> REQUIRED TASK
In the entries below, identify every line with the string "JSON" and copy it.

Rows from a figure dataset:
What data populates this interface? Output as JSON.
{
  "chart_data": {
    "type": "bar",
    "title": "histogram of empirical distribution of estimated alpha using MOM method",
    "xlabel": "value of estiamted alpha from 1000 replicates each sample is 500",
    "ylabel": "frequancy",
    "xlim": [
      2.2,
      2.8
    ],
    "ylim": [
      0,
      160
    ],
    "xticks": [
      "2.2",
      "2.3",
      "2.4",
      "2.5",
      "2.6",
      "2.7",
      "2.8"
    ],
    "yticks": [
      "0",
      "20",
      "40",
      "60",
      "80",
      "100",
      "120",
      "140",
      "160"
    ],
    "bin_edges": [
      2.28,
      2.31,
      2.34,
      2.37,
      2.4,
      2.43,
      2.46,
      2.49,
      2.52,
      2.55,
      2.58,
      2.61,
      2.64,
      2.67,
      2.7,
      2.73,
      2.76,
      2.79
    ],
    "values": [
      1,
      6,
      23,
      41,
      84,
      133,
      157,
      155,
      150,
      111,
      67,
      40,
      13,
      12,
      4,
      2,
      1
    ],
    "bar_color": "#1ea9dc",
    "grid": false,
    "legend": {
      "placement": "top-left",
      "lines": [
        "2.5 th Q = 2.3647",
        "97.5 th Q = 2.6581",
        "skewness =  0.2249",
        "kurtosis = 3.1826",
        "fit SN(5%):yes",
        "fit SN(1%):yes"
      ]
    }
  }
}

--

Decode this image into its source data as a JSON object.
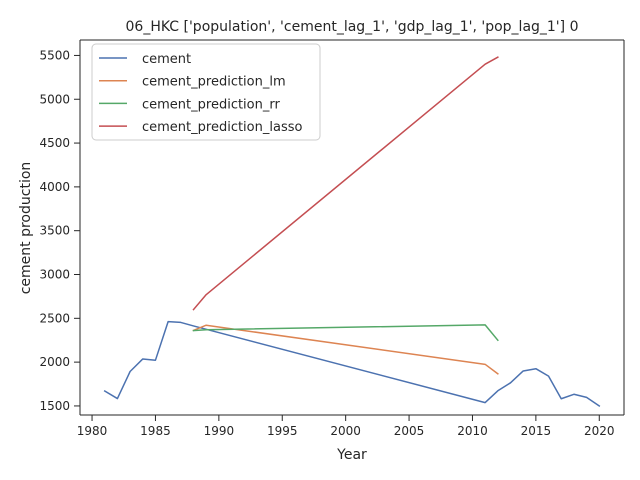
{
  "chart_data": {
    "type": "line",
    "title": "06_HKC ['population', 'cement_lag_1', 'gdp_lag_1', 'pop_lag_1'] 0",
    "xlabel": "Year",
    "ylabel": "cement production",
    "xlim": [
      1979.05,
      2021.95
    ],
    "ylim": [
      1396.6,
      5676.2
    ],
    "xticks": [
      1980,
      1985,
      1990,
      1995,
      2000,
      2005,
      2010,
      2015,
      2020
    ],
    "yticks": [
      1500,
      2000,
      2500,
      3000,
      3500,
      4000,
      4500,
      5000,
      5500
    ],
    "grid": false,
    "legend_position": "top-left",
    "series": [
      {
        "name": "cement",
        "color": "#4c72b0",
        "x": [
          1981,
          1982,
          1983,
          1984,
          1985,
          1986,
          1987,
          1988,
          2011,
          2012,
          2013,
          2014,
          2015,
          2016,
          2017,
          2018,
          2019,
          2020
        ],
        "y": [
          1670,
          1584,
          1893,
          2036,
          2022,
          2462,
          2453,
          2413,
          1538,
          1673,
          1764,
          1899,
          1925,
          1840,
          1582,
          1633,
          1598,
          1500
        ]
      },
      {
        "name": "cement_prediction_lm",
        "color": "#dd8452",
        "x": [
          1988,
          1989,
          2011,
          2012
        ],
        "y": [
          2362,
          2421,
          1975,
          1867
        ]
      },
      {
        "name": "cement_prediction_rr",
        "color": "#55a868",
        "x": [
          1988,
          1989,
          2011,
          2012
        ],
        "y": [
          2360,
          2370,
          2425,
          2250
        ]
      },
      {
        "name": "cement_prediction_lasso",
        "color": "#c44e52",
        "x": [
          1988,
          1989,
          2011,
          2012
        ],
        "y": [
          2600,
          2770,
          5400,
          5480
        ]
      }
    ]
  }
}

> EXERCISE RESULT
What data populates this interface? Output as JSON.
Decode this image into its source data as a JSON object.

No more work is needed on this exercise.